### SHORT TASK
Check every line of the entries that follow, and copy the ones containing "Polarization".

(Structured figure records)
● ● ●

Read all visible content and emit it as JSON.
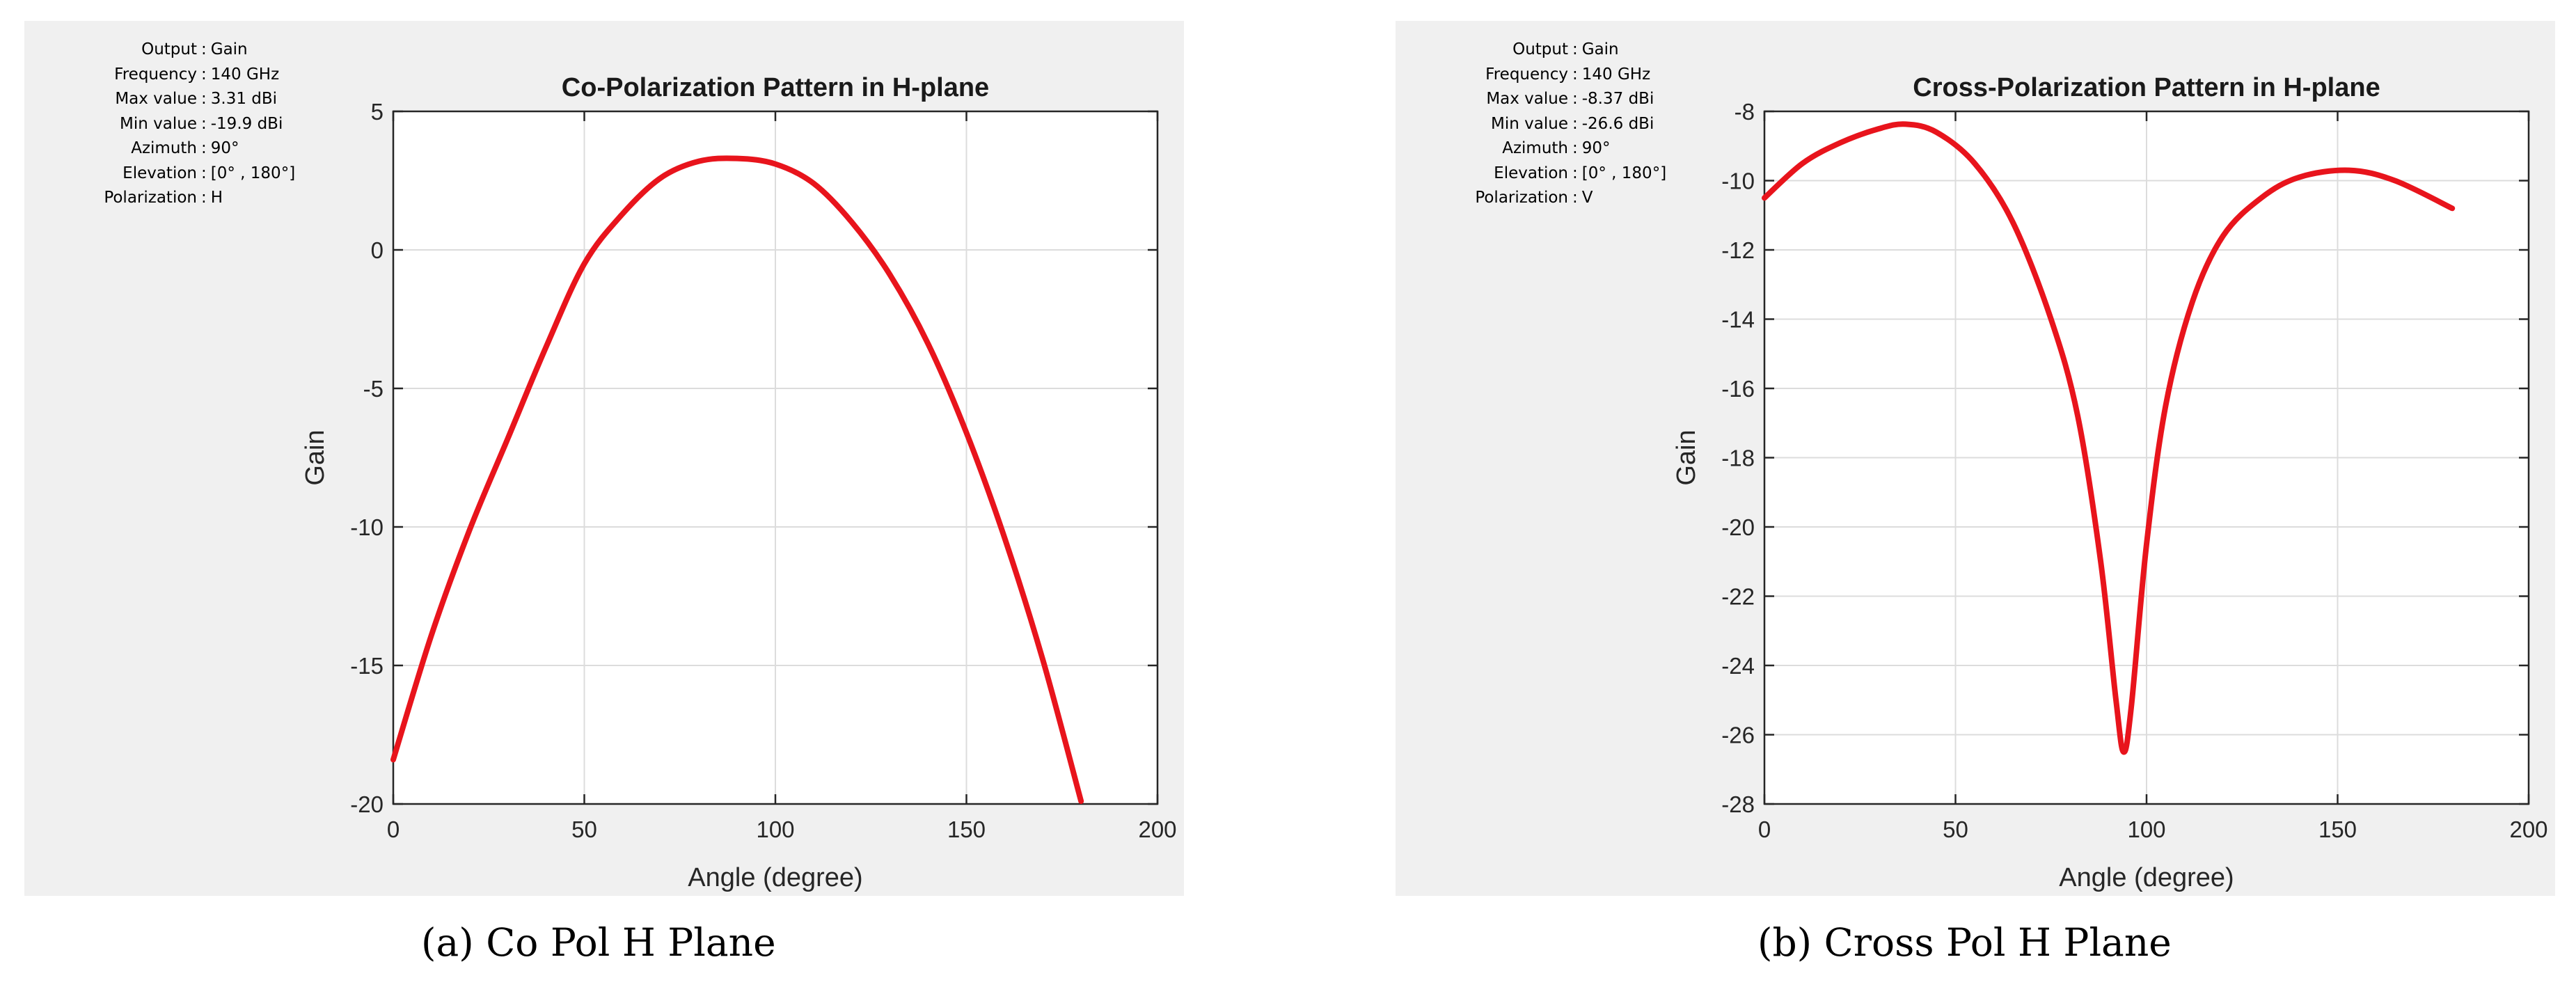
{
  "chart_data": [
    {
      "type": "line",
      "title": "Co-Polarization Pattern in H-plane",
      "xlabel": "Angle (degree)",
      "ylabel": "Gain",
      "xlim": [
        0,
        200
      ],
      "ylim": [
        -20,
        5
      ],
      "xticks": [
        0,
        50,
        100,
        150,
        200
      ],
      "yticks": [
        5,
        0,
        -5,
        -10,
        -15,
        -20
      ],
      "grid": true,
      "line_color": "#e8141c",
      "info": [
        {
          "key": "Output",
          "value": "Gain"
        },
        {
          "key": "Frequency",
          "value": "140 GHz"
        },
        {
          "key": "Max value",
          "value": "3.31 dBi"
        },
        {
          "key": "Min value",
          "value": "-19.9 dBi"
        },
        {
          "key": "Azimuth",
          "value": "90°"
        },
        {
          "key": "Elevation",
          "value": "[0° , 180°]"
        },
        {
          "key": "Polarization",
          "value": "H"
        }
      ],
      "caption": "(a)  Co Pol H Plane",
      "series": [
        {
          "x": [
            0,
            10,
            20,
            30,
            40,
            50,
            60,
            70,
            80,
            90,
            100,
            110,
            120,
            130,
            140,
            150,
            160,
            170,
            180
          ],
          "y": [
            -18.4,
            -13.9,
            -10.1,
            -6.8,
            -3.5,
            -0.5,
            1.3,
            2.6,
            3.2,
            3.3,
            3.1,
            2.4,
            1.0,
            -0.9,
            -3.4,
            -6.6,
            -10.4,
            -14.8,
            -19.9
          ]
        }
      ]
    },
    {
      "type": "line",
      "title": "Cross-Polarization Pattern in H-plane",
      "xlabel": "Angle (degree)",
      "ylabel": "Gain",
      "xlim": [
        0,
        200
      ],
      "ylim": [
        -28,
        -8
      ],
      "xticks": [
        0,
        50,
        100,
        150,
        200
      ],
      "yticks": [
        -8,
        -10,
        -12,
        -14,
        -16,
        -18,
        -20,
        -22,
        -24,
        -26,
        -28
      ],
      "grid": true,
      "line_color": "#e8141c",
      "info": [
        {
          "key": "Output",
          "value": "Gain"
        },
        {
          "key": "Frequency",
          "value": "140 GHz"
        },
        {
          "key": "Max value",
          "value": "-8.37 dBi"
        },
        {
          "key": "Min value",
          "value": "-26.6 dBi"
        },
        {
          "key": "Azimuth",
          "value": "90°"
        },
        {
          "key": "Elevation",
          "value": "[0° , 180°]"
        },
        {
          "key": "Polarization",
          "value": "V"
        }
      ],
      "caption": "(b)  Cross Pol H Plane",
      "series": [
        {
          "x": [
            0,
            10,
            20,
            30,
            37,
            45,
            55,
            65,
            75,
            82,
            88,
            92,
            94,
            96,
            100,
            105,
            112,
            120,
            130,
            140,
            153,
            165,
            180
          ],
          "y": [
            -10.5,
            -9.5,
            -8.9,
            -8.5,
            -8.37,
            -8.6,
            -9.5,
            -11.2,
            -14.0,
            -16.8,
            -21.0,
            -25.0,
            -26.5,
            -25.2,
            -20.5,
            -16.5,
            -13.5,
            -11.6,
            -10.5,
            -9.9,
            -9.7,
            -10.0,
            -10.8
          ]
        }
      ]
    }
  ]
}
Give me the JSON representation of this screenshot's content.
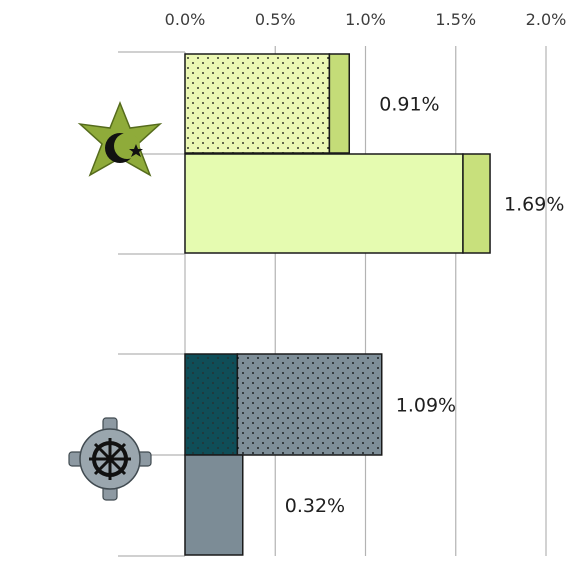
{
  "chart_data": {
    "type": "bar",
    "orientation": "horizontal",
    "stacked": true,
    "xlim": [
      0,
      2.0
    ],
    "x_ticks": [
      "0.0%",
      "0.5%",
      "1.0%",
      "1.5%",
      "2.0%"
    ],
    "grid": true,
    "legend": "none",
    "groups": [
      {
        "icon": "star-crescent-icon",
        "bars": [
          {
            "total": 0.91,
            "label": "0.91%",
            "segments": [
              {
                "value": 0.8,
                "color": "#ecf8b4",
                "pattern": "dots"
              },
              {
                "value": 0.11,
                "color": "#c4dc78",
                "pattern": "none"
              }
            ]
          },
          {
            "total": 1.69,
            "label": "1.69%",
            "segments": [
              {
                "value": 1.54,
                "color": "#e5fbb0",
                "pattern": "none"
              },
              {
                "value": 0.15,
                "color": "#c8e07c",
                "pattern": "none"
              }
            ]
          }
        ]
      },
      {
        "icon": "dharma-wheel-icon",
        "bars": [
          {
            "total": 1.09,
            "label": "1.09%",
            "segments": [
              {
                "value": 0.29,
                "color": "#0f4e58",
                "pattern": "dots"
              },
              {
                "value": 0.8,
                "color": "#7e8e98",
                "pattern": "dots"
              }
            ]
          },
          {
            "total": 0.32,
            "label": "0.32%",
            "segments": [
              {
                "value": 0.32,
                "color": "#7c8c96",
                "pattern": "none"
              }
            ]
          }
        ]
      }
    ]
  }
}
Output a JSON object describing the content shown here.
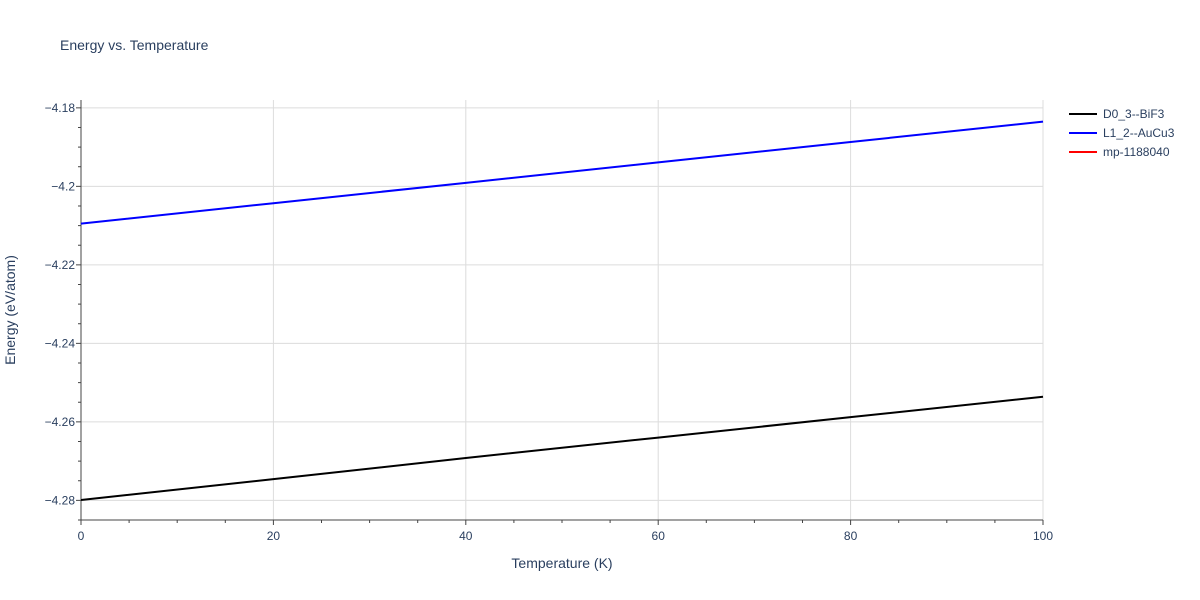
{
  "chart_data": {
    "type": "line",
    "title": "Energy vs. Temperature",
    "xlabel": "Temperature (K)",
    "ylabel": "Energy (eV/atom)",
    "xlim": [
      0,
      100
    ],
    "ylim": [
      -4.285,
      -4.178
    ],
    "x_ticks": [
      0,
      20,
      40,
      60,
      80,
      100
    ],
    "x_minor_tick_step": 5,
    "y_ticks": [
      -4.28,
      -4.26,
      -4.24,
      -4.22,
      -4.2,
      -4.18
    ],
    "y_tick_labels": [
      "−4.28",
      "−4.26",
      "−4.24",
      "−4.22",
      "−4.2",
      "−4.18"
    ],
    "grid": true,
    "legend_position": "right",
    "series": [
      {
        "name": "D0_3--BiF3",
        "color": "#000000",
        "x": [
          0,
          20,
          40,
          60,
          80,
          100
        ],
        "y": [
          -4.2799,
          -4.2746,
          -4.2692,
          -4.264,
          -4.2588,
          -4.2536
        ]
      },
      {
        "name": "L1_2--AuCu3",
        "color": "#0000ff",
        "x": [
          0,
          20,
          40,
          60,
          80,
          100
        ],
        "y": [
          -4.2095,
          -4.2043,
          -4.1991,
          -4.1939,
          -4.1887,
          -4.1835
        ]
      },
      {
        "name": "mp-1188040",
        "color": "#ff0000",
        "x": [],
        "y": []
      }
    ]
  }
}
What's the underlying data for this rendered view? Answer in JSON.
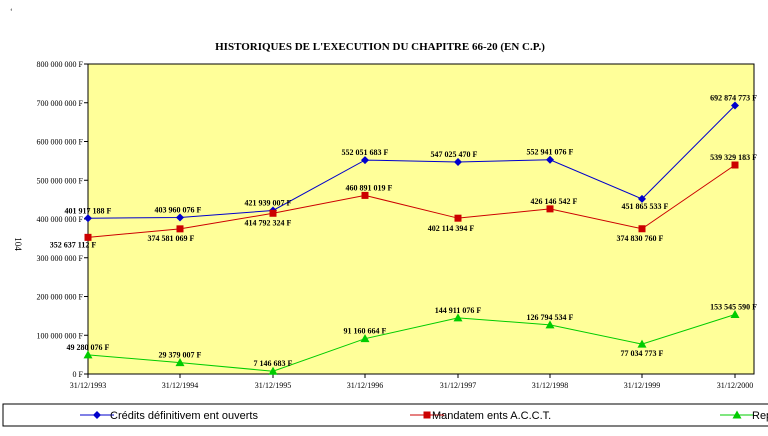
{
  "corner_mark": "ʻ",
  "chart_data": {
    "type": "line",
    "title": "HISTORIQUES DE L'EXECUTION DU CHAPITRE 66-20 (EN C.P.)",
    "side_label": "104",
    "ylim": [
      0,
      800000000
    ],
    "y_ticks": [
      0,
      100000000,
      200000000,
      300000000,
      400000000,
      500000000,
      600000000,
      700000000,
      800000000
    ],
    "y_tick_labels": [
      "0 F",
      "100 000 000 F",
      "200 000 000 F",
      "300 000 000 F",
      "400 000 000 F",
      "500 000 000 F",
      "600 000 000 F",
      "700 000 000 F",
      "800 000 000 F"
    ],
    "categories": [
      "31/12/1993",
      "31/12/1994",
      "31/12/1995",
      "31/12/1996",
      "31/12/1997",
      "31/12/1998",
      "31/12/1999",
      "31/12/2000"
    ],
    "plot_background": "#ffff99",
    "grid": false,
    "legend_position": "bottom",
    "series": [
      {
        "name": "Crédits définitivem ent ouverts",
        "color": "#0000cc",
        "marker": "diamond",
        "values": [
          401917188,
          403960076,
          421939007,
          552051683,
          547025470,
          552941076,
          451865533,
          692874773
        ],
        "labels": [
          "401 917 188 F",
          "403 960 076 F",
          "421 939 007 F",
          "552 051 683 F",
          "547 025 470 F",
          "552 941 076 F",
          "451 865 533 F",
          "692 874 773 F"
        ]
      },
      {
        "name": "Mandatem ents A.C.C.T.",
        "color": "#cc0000",
        "marker": "square",
        "values": [
          352637112,
          374581069,
          414792324,
          460891019,
          402114394,
          426146542,
          374830760,
          539329183
        ],
        "labels": [
          "352 637 112 F",
          "374 581 069 F",
          "414 792 324 F",
          "460 891 019 F",
          "402 114 394 F",
          "426 146 542 F",
          "374 830 760 F",
          "539 329 183 F"
        ]
      },
      {
        "name": "Rep",
        "color": "#00cc00",
        "marker": "triangle",
        "values": [
          49280076,
          29379007,
          7146683,
          91160664,
          144911076,
          126794534,
          77034773,
          153545590
        ],
        "labels": [
          "49 280 076 F",
          "29 379 007 F",
          "7 146 683 F",
          "91 160 664 F",
          "144 911 076 F",
          "126 794 534 F",
          "77 034 773 F",
          "153 545 590 F"
        ]
      }
    ]
  }
}
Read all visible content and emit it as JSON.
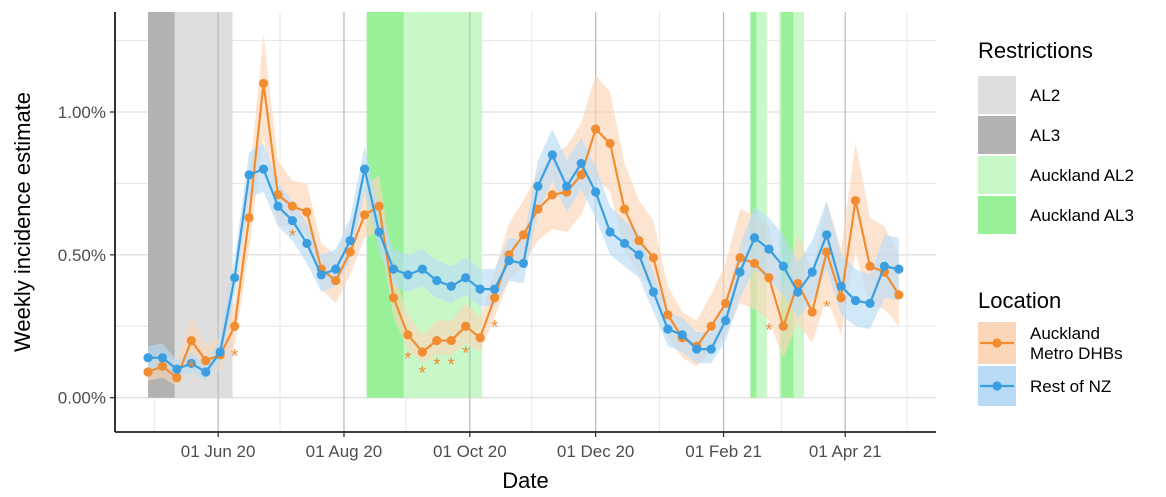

● ● ●

### THE ANSWER
      "title": "Co-Polarization Pattern in H-plane",
          "key": "Polarization",
      "title": "Cross-Polarization Pattern in H-plane",
          "key": "Polarization",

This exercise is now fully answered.